Exercise description => Of all the lines in the material, how many include the word "date"? Reply with the number alone.

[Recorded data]
## start

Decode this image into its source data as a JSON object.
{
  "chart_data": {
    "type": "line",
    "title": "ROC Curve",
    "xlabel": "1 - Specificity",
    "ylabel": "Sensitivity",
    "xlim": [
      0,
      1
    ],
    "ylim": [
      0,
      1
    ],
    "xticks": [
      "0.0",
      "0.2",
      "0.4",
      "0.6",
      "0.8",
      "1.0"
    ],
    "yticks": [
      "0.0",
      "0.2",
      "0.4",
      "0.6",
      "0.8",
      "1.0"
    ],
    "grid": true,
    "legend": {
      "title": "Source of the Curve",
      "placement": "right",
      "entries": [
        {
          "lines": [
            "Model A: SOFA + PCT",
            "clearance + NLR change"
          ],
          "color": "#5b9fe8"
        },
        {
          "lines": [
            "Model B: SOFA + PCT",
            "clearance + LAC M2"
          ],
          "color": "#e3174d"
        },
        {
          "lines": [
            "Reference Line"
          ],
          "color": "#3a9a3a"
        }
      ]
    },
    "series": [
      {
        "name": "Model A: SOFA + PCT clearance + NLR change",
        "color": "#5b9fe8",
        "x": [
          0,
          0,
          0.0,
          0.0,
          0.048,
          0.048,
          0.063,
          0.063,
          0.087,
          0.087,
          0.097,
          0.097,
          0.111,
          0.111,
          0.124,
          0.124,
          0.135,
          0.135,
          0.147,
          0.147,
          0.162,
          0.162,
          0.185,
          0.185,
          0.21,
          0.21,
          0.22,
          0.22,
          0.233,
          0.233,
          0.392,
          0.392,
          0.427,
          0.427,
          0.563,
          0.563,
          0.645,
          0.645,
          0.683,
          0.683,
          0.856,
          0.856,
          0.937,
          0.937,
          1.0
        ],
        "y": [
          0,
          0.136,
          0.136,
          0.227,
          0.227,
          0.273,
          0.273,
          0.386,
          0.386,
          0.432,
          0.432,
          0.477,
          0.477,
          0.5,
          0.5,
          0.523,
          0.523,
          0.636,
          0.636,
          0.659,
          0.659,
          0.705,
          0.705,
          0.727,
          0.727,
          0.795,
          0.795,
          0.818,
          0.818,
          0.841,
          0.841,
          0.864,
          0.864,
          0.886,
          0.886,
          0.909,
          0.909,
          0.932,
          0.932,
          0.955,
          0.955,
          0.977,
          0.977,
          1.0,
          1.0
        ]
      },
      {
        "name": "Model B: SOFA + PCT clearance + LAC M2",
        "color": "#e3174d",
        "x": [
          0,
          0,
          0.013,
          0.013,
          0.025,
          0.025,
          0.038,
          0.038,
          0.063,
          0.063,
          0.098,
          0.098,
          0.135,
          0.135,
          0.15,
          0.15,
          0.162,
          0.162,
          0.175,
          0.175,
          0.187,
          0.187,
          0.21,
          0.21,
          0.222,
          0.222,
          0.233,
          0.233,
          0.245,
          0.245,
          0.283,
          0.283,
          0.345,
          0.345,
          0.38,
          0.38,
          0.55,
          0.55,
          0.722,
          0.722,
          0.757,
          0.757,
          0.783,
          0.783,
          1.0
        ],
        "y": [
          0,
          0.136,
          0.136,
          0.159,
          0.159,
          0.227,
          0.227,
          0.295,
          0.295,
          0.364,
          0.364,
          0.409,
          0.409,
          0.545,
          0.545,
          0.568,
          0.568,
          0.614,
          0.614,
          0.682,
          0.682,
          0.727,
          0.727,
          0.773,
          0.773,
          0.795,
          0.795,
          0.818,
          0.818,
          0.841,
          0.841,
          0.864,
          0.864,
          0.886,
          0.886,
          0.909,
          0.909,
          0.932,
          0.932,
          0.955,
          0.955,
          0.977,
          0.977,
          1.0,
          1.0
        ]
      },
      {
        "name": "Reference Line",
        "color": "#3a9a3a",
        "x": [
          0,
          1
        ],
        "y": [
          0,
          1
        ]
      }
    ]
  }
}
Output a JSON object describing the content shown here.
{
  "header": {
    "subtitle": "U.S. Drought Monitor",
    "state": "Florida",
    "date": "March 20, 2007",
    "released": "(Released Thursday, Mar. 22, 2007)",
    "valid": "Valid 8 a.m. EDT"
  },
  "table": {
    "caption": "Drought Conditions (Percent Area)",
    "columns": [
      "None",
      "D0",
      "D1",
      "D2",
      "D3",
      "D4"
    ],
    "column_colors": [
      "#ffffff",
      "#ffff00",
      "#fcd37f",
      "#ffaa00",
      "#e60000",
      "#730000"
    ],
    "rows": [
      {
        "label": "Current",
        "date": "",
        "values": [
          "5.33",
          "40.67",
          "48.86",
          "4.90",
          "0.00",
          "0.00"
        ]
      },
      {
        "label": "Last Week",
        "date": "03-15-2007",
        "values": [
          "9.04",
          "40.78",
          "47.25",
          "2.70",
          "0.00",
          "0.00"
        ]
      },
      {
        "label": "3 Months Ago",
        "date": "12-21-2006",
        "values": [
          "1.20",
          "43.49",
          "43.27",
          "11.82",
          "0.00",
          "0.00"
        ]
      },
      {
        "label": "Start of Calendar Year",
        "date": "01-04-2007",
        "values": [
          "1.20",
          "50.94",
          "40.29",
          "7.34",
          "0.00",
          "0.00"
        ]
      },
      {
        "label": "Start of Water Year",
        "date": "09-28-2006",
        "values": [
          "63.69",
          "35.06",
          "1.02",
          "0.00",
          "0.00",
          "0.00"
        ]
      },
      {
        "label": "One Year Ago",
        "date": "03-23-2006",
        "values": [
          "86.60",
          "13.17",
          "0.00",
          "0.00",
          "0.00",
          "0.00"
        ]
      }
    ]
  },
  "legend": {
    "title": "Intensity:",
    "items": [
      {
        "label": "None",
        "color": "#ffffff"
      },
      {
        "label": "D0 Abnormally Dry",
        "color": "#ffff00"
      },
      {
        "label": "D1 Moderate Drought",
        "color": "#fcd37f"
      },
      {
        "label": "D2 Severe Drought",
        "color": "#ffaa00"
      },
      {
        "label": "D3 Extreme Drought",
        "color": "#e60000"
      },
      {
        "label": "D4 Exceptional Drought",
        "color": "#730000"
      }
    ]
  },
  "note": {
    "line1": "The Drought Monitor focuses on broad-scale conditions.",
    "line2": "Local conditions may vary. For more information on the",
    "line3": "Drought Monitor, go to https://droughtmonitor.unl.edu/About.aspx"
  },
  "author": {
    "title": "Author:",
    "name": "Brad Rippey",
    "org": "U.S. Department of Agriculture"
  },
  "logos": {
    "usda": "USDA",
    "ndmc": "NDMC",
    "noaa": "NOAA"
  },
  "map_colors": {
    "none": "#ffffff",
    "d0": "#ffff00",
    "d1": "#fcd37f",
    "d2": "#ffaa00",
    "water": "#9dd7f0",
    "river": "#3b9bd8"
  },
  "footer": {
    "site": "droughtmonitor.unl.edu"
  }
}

## end

Result => 7